→ TASK TO COMPLETE
Locate each line of the material that contains "DEFUNCIONES", then return it.

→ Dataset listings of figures
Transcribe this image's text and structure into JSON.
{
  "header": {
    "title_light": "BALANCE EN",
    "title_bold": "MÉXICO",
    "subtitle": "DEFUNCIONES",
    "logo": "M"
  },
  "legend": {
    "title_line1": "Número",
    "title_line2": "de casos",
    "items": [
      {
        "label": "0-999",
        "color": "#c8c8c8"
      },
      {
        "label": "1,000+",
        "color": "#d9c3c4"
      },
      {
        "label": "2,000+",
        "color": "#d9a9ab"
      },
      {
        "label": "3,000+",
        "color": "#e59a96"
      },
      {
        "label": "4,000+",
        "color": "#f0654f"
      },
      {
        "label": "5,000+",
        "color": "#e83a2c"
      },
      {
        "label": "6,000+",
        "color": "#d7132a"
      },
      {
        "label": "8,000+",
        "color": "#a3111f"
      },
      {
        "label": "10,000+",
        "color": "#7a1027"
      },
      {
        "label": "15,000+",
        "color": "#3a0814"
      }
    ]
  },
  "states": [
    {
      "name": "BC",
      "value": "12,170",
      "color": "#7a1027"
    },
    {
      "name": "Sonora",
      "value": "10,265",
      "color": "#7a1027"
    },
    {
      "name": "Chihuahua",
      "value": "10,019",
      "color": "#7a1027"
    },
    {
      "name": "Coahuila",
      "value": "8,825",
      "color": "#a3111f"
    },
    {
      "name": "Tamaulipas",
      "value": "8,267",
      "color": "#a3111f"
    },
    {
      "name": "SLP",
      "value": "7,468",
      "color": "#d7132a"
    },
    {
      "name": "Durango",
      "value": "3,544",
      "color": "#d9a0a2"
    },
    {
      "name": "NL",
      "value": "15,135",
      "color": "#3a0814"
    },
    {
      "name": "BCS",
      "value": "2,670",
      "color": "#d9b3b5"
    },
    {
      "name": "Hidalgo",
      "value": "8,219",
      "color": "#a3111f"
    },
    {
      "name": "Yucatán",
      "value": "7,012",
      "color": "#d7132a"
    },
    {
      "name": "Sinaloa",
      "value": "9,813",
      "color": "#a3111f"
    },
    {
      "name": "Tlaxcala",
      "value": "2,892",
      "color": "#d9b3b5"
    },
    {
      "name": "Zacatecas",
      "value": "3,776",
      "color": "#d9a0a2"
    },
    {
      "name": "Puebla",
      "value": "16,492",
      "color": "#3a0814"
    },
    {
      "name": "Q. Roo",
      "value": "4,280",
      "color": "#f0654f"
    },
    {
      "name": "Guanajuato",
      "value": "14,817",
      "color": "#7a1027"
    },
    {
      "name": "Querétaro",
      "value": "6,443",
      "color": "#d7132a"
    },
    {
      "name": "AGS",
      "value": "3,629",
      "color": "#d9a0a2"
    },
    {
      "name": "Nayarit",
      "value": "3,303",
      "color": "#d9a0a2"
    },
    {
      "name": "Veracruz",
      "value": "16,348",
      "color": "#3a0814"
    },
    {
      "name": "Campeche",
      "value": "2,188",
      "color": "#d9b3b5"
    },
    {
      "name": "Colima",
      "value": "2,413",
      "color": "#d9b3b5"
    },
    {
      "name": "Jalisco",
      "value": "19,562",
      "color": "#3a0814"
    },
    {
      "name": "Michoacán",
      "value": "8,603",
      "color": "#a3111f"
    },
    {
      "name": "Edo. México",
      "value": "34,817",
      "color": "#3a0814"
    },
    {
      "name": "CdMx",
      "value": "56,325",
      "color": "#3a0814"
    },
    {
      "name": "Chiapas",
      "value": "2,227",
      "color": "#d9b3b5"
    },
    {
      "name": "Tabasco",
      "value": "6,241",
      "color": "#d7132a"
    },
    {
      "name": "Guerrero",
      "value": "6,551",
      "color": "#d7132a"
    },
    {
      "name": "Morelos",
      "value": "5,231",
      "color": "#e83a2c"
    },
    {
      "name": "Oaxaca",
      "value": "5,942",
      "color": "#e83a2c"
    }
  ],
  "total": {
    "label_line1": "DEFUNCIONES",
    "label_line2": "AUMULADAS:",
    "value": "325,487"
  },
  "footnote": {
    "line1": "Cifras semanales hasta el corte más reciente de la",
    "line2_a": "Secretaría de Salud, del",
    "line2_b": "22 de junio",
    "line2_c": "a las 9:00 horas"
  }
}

→ TASK RESULT
    "subtitle": "DEFUNCIONES",
    "label_line1": "DEFUNCIONES",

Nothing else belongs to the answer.